──────── Passage given ────────

Dia de los Muertos (“Day of the Dead”) in American popular culture is becoming more visible as a magical time when sugar skulls, vibrantly dressed skeletons, and colorful face paint are the main attractions. Barnard will commemorate Dia de los Muertos by hosting a mariachi band on Friday, November 1, 2019, on Futter Field. The musicians will also build an “ofrenda” (“offering” that features loved ones’ photos and favorite items) — all are welcome to add to the community ofrenda.
With such a vibrant display of tenderness in loss, curiosity is bound to follow. How many know the history behind the sacred Mexican holiday that honors the dead? Or of its connection to Halloween, which coincides with Dia de los Muertos (October 31-November 2, 2019)? Professor of history José Moya — who also serves as the director for Barnard’s Forum on Migration and the Institute of Latin American Studies at Columbia — will help to shed light on the subject.
Moya — who teaches courses on global migration, Latin American history, the Jewish immigrant experience, and anarchism — has authored more than 50 publications on Latin America, including the award-winning Cousins and Strangers: Spanish Immigrants in Buenos Aires, which was the subject of a special forum in the journal Historical Methods for its contributions to migration studies; World Migration in the Long Twentieth Century, co-authored with Adam McKeown; The Oxford Handbook of Latin American History, an edited volume on Latin American historiography; and Immigration Culture and Socioeconomic Development in the United States, Canada, and Latin America, which was published in China.
For this Dia de los Muertos “Break This Down” interview, Moya explores the holiday’s history, its commercialization, and the complicated practice of appropriation. So where does that leave Barbie and Coco?
What is the historical significance of Dia de los Muertos, also known as the Day of the Dead?
The Dia de los Muertos is a holiday in Mexico, celebrated particularly in the most indigenous regions in the south of the country — [which are] coincidentally, also the regions of origin of most Mexicans in the New York metro area, in contrast to the Southwest, where they traditionally came from northern Mexico. The specific holiday derives from a mixing of Aztec and Christian traditions.

──────── Provided material ────────

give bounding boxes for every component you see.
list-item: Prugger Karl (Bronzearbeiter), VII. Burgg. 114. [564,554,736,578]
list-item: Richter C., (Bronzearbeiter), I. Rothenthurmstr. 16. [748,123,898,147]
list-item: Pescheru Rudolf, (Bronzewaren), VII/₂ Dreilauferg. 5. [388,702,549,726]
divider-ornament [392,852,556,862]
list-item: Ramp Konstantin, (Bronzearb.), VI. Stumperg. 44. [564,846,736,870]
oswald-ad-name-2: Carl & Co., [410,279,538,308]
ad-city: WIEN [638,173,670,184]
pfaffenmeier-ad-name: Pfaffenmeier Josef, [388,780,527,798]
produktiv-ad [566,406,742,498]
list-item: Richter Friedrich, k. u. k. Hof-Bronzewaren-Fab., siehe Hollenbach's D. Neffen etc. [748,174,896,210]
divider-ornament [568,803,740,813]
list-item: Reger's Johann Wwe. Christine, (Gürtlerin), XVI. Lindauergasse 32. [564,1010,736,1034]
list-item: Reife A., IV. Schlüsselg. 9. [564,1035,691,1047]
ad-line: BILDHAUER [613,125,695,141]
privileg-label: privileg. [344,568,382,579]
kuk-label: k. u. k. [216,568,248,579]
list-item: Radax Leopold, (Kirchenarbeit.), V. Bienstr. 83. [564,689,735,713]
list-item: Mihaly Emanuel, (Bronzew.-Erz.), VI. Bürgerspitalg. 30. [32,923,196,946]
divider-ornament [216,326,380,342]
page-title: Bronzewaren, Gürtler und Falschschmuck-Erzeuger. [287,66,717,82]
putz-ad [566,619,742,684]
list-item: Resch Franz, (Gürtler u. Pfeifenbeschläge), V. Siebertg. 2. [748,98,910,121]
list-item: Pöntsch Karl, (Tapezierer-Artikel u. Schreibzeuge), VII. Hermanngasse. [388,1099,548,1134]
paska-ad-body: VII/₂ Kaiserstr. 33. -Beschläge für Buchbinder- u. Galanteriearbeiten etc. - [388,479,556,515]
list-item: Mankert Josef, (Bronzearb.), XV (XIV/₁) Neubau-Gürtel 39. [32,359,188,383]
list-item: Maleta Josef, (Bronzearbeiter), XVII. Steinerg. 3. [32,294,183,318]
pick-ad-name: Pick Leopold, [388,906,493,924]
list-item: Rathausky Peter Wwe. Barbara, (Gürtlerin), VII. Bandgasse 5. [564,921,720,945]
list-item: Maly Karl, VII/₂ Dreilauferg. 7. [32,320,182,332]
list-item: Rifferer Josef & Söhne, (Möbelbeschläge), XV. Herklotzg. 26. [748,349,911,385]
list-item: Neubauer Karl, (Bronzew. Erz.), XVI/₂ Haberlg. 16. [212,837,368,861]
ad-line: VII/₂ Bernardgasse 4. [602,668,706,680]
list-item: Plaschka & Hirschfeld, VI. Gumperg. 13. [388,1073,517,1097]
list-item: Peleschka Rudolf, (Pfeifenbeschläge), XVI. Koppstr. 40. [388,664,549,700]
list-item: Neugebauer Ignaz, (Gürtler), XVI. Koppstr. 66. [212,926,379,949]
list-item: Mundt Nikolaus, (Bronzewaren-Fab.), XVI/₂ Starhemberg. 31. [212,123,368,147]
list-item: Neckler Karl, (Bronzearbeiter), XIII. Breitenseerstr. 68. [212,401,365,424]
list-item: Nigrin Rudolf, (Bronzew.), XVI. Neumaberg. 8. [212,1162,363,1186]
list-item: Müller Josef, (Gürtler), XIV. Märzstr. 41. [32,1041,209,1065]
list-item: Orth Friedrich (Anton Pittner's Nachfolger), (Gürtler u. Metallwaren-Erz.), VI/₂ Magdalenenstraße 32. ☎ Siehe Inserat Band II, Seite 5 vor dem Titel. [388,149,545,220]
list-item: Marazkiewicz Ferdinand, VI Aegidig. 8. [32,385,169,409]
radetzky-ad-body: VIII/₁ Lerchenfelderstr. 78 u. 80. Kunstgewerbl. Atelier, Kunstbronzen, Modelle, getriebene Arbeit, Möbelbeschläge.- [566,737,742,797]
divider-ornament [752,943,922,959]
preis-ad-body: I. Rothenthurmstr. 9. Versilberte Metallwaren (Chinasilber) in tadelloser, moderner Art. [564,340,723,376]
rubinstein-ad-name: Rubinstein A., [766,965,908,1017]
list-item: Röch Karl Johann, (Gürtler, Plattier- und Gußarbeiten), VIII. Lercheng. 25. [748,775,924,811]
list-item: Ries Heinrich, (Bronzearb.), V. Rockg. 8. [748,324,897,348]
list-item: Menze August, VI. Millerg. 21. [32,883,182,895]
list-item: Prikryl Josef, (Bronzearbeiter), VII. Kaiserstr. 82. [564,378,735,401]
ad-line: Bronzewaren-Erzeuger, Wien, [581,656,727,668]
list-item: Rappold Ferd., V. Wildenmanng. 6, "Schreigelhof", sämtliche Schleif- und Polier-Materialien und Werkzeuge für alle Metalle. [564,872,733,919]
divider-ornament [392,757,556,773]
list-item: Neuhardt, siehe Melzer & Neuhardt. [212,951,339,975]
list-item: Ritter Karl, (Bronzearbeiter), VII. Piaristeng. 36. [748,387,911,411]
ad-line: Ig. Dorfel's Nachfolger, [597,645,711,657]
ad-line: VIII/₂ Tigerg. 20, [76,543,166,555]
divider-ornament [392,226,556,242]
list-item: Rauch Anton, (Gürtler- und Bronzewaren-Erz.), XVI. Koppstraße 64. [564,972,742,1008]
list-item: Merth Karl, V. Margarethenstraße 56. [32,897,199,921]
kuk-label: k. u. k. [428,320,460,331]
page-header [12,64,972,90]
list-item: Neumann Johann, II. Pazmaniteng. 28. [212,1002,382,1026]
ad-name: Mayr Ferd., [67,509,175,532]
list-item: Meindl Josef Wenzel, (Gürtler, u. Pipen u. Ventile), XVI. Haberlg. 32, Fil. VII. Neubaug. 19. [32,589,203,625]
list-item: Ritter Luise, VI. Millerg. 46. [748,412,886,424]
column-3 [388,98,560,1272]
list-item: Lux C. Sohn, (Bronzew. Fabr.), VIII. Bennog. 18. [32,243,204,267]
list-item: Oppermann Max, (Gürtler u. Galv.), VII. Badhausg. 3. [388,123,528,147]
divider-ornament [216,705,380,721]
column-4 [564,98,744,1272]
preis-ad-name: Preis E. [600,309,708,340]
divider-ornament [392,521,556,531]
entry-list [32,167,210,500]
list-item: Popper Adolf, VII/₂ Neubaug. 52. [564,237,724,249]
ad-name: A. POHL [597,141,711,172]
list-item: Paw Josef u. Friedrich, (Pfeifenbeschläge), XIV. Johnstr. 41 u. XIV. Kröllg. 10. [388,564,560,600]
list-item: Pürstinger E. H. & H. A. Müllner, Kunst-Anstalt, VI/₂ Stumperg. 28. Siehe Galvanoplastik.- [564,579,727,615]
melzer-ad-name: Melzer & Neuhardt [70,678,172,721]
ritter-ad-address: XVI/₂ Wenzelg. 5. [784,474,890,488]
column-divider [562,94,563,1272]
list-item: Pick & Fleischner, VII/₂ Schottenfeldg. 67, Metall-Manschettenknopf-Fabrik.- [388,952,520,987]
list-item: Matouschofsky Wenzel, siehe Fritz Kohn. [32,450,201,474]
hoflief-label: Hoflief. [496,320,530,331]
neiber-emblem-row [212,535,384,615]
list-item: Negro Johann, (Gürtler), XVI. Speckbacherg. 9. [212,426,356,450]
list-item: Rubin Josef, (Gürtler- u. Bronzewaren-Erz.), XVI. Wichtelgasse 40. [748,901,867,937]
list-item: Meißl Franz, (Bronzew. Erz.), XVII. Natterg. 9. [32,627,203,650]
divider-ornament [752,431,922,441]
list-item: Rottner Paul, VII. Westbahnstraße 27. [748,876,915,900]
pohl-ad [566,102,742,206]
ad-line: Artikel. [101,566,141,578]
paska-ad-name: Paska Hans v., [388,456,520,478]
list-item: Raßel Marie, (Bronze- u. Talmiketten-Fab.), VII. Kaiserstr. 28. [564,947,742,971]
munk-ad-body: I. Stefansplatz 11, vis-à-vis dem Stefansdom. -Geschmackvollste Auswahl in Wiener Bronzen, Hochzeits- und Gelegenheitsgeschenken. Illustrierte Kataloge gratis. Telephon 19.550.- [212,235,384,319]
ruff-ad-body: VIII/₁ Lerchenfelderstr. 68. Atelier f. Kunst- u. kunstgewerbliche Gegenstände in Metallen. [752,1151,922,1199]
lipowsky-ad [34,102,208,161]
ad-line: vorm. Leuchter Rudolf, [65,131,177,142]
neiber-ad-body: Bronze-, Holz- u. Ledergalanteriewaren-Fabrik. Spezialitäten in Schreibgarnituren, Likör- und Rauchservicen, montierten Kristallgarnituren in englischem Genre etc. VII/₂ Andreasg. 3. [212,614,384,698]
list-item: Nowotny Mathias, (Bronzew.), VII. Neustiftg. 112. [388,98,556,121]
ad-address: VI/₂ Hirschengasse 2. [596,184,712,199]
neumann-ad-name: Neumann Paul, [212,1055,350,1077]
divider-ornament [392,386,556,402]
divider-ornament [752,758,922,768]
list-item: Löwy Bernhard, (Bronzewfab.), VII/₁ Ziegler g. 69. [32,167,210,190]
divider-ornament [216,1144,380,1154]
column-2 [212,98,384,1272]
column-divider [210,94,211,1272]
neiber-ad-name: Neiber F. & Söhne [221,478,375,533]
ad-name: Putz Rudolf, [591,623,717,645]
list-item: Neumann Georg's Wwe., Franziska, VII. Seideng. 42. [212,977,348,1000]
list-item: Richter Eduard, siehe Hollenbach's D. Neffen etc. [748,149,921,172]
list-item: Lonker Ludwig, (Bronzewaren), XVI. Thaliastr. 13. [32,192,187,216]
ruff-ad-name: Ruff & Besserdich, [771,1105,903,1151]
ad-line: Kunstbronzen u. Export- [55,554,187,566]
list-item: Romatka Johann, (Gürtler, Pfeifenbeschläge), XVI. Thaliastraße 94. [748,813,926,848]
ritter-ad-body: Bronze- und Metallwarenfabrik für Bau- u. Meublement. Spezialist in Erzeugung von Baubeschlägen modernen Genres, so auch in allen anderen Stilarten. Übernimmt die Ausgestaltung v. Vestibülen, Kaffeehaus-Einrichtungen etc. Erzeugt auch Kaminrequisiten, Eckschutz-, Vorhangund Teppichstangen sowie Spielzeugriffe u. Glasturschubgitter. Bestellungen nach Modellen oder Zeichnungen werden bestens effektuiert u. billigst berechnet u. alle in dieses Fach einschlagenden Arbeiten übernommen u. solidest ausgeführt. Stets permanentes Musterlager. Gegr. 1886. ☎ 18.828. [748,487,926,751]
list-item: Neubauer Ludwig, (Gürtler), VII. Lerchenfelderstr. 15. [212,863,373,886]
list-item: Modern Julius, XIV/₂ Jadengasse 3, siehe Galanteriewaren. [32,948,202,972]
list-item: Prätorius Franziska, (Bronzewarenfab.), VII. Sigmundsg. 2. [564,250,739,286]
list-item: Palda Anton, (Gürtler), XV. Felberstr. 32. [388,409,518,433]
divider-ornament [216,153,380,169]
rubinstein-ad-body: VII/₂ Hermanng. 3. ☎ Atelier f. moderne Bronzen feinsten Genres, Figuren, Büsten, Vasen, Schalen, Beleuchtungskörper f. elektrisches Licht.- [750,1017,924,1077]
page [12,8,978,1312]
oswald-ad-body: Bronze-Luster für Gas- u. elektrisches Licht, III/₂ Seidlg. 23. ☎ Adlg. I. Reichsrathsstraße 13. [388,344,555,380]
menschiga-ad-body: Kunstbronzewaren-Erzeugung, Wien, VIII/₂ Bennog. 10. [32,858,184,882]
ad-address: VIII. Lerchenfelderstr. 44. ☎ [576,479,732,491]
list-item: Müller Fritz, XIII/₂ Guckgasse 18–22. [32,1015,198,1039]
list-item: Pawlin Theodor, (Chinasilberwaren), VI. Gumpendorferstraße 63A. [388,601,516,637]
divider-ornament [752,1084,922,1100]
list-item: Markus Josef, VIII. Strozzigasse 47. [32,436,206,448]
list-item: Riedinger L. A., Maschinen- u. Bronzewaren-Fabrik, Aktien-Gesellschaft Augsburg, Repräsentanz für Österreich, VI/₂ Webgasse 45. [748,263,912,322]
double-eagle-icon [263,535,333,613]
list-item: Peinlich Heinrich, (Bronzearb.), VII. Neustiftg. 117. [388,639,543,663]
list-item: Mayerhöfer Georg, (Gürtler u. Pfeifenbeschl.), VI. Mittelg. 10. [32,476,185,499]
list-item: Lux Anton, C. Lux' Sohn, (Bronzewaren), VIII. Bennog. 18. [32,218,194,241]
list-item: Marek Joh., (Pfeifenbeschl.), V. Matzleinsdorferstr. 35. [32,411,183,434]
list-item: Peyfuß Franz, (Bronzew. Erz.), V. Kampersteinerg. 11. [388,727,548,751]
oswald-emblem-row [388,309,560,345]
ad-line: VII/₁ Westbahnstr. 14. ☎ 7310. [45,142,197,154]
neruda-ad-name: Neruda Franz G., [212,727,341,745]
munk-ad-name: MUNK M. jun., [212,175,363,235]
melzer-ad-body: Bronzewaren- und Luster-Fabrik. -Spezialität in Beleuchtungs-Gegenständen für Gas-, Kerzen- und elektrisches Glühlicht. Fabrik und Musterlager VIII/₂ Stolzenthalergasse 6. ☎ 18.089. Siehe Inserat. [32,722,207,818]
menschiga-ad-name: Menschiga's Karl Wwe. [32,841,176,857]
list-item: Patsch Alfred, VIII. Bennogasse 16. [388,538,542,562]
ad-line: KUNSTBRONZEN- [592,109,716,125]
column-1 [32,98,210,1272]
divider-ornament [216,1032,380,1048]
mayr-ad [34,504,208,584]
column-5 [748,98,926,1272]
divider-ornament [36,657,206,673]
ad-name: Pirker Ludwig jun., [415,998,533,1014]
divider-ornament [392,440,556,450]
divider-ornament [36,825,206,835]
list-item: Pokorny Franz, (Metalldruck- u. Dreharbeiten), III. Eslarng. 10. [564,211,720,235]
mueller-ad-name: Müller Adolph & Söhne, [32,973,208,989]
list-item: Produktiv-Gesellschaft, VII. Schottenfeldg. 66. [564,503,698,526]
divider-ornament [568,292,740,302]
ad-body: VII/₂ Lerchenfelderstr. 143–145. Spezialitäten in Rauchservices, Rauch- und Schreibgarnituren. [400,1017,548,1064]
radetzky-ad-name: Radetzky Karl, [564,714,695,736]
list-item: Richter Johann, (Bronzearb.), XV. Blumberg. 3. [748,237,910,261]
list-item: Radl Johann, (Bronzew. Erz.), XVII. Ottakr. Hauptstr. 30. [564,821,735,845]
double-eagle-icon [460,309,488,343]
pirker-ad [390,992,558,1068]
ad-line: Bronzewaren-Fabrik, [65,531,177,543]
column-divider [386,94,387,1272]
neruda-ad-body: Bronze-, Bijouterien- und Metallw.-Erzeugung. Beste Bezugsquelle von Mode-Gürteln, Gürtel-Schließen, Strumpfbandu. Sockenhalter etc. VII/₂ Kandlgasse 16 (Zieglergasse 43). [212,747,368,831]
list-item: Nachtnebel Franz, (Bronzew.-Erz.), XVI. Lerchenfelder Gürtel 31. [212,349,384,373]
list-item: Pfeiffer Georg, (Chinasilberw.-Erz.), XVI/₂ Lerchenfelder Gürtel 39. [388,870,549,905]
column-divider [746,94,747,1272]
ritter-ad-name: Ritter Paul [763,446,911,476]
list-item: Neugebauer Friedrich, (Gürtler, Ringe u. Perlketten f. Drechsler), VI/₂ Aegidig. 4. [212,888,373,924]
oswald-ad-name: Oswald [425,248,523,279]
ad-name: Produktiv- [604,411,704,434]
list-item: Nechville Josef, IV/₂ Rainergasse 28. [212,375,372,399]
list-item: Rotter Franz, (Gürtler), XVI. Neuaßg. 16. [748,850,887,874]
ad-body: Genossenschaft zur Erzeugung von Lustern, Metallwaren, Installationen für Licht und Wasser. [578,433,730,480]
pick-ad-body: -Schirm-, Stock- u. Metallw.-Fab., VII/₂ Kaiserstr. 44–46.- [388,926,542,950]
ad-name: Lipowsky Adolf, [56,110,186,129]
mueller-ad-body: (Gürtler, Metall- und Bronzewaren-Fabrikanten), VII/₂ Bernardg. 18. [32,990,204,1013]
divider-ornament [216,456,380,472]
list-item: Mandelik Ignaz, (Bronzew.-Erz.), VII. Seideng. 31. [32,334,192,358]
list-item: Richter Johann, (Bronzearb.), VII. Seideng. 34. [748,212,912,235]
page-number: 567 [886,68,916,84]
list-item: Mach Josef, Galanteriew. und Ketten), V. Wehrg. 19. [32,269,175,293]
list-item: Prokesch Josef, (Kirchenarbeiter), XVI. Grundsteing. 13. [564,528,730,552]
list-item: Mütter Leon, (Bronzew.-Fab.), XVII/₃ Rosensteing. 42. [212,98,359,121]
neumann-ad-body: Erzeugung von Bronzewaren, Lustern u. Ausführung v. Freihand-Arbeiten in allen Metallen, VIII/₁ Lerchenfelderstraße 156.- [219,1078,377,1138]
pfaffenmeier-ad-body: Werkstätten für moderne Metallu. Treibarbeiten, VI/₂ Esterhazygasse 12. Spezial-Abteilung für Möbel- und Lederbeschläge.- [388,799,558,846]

────────

# Your instructions
From the Day of the Dead article above, list every course subject that Professor Moya teaches.

# Reply to the exercise
- Global migration
- Latin American history
- The Jewish immigrant experience
- Anarchism